[Dataset records]
BEGIN

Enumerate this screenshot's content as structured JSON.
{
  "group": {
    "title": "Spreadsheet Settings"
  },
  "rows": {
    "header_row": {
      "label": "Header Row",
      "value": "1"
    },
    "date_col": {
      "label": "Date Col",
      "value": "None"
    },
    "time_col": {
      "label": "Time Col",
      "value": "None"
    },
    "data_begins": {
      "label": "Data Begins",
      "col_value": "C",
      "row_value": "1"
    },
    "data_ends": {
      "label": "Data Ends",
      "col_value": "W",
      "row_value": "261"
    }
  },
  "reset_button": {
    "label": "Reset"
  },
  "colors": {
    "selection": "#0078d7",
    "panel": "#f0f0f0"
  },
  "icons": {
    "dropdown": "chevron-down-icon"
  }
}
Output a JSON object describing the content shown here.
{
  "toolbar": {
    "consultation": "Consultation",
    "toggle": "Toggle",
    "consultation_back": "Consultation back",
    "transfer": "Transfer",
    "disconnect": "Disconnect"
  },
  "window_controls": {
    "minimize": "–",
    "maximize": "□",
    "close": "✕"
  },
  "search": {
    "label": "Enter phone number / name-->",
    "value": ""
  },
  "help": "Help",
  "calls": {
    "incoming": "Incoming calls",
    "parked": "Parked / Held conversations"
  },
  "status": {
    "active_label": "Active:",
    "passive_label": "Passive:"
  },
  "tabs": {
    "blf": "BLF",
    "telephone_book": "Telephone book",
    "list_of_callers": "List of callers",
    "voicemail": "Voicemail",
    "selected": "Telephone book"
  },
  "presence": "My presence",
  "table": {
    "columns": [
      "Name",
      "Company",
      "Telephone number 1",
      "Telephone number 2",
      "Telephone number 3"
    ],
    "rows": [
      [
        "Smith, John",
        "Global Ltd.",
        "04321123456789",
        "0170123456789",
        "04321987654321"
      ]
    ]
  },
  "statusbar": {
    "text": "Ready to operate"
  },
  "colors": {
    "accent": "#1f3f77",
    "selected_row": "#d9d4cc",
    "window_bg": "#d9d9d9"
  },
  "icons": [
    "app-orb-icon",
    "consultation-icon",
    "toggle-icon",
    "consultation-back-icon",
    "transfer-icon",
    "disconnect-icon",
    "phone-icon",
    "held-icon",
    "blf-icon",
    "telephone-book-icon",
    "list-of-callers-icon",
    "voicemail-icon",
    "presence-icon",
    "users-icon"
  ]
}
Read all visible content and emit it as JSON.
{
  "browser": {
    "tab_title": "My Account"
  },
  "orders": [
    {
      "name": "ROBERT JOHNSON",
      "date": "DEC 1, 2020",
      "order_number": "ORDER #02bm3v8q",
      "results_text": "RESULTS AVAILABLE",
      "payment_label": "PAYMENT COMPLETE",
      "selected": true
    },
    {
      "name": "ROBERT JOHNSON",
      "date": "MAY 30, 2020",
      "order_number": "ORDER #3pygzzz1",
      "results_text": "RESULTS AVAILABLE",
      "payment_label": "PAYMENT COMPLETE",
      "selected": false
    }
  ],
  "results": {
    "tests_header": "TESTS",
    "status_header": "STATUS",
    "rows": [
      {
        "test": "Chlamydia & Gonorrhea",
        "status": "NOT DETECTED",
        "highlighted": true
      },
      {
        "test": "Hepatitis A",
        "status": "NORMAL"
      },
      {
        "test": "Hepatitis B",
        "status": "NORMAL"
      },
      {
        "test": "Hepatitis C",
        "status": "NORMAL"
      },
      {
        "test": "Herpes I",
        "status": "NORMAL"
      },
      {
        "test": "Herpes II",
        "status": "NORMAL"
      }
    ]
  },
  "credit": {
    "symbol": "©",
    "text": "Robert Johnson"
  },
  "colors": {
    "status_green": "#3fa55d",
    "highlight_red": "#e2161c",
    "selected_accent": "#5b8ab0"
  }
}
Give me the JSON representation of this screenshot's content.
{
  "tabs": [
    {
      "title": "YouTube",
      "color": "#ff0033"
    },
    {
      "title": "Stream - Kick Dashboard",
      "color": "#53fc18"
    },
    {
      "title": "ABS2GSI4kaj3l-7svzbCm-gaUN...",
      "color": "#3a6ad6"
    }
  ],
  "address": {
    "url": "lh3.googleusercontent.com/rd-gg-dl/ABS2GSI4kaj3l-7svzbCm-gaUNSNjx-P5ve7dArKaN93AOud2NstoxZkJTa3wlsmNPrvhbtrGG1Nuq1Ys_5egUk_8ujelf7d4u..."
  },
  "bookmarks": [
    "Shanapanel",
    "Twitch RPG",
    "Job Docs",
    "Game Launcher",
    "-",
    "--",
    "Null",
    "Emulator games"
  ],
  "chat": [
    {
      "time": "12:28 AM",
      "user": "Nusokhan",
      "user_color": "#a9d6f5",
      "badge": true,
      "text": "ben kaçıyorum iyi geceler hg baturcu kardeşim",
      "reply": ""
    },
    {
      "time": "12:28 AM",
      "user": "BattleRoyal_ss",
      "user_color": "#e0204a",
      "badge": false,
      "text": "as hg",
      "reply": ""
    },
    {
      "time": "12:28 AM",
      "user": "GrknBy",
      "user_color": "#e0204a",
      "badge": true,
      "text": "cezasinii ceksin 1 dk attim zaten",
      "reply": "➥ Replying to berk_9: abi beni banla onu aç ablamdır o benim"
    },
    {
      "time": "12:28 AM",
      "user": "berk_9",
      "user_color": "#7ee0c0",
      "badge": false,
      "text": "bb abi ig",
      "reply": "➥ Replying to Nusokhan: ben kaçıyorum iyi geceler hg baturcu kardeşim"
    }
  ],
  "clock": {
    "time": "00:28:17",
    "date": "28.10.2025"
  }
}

END

= TASK BRIEF =
Take the line that contains "Give me the" and each line after it down to the last of the records, and retype them exactly; add nothing else.

= ANSWER TO THE EXERCISE =
Give me the JSON representation of this screenshot's content.
{
  "tabs": [
    {
      "title": "YouTube",
      "color": "#ff0033"
    },
    {
      "title": "Stream - Kick Dashboard",
      "color": "#53fc18"
    },
    {
      "title": "ABS2GSI4kaj3l-7svzbCm-gaUN...",
      "color": "#3a6ad6"
    }
  ],
  "address": {
    "url": "lh3.googleusercontent.com/rd-gg-dl/ABS2GSI4kaj3l-7svzbCm-gaUNSNjx-P5ve7dArKaN93AOud2NstoxZkJTa3wlsmNPrvhbtrGG1Nuq1Ys_5egUk_8ujelf7d4u..."
  },
  "bookmarks": [
    "Shanapanel",
    "Twitch RPG",
    "Job Docs",
    "Game Launcher",
    "-",
    "--",
    "Null",
    "Emulator games"
  ],
  "chat": [
    {
      "time": "12:28 AM",
      "user": "Nusokhan",
      "user_color": "#a9d6f5",
      "badge": true,
      "text": "ben kaçıyorum iyi geceler hg baturcu kardeşim",
      "reply": ""
    },
    {
      "time": "12:28 AM",
      "user": "BattleRoyal_ss",
      "user_color": "#e0204a",
      "badge": false,
      "text": "as hg",
      "reply": ""
    },
    {
      "time": "12:28 AM",
      "user": "GrknBy",
      "user_color": "#e0204a",
      "badge": true,
      "text": "cezasinii ceksin 1 dk attim zaten",
      "reply": "➥ Replying to berk_9: abi beni banla onu aç ablamdır o benim"
    },
    {
      "time": "12:28 AM",
      "user": "berk_9",
      "user_color": "#7ee0c0",
      "badge": false,
      "text": "bb abi ig",
      "reply": "➥ Replying to Nusokhan: ben kaçıyorum iyi geceler hg baturcu kardeşim"
    }
  ],
  "clock": {
    "time": "00:28:17",
    "date": "28.10.2025"
  }
}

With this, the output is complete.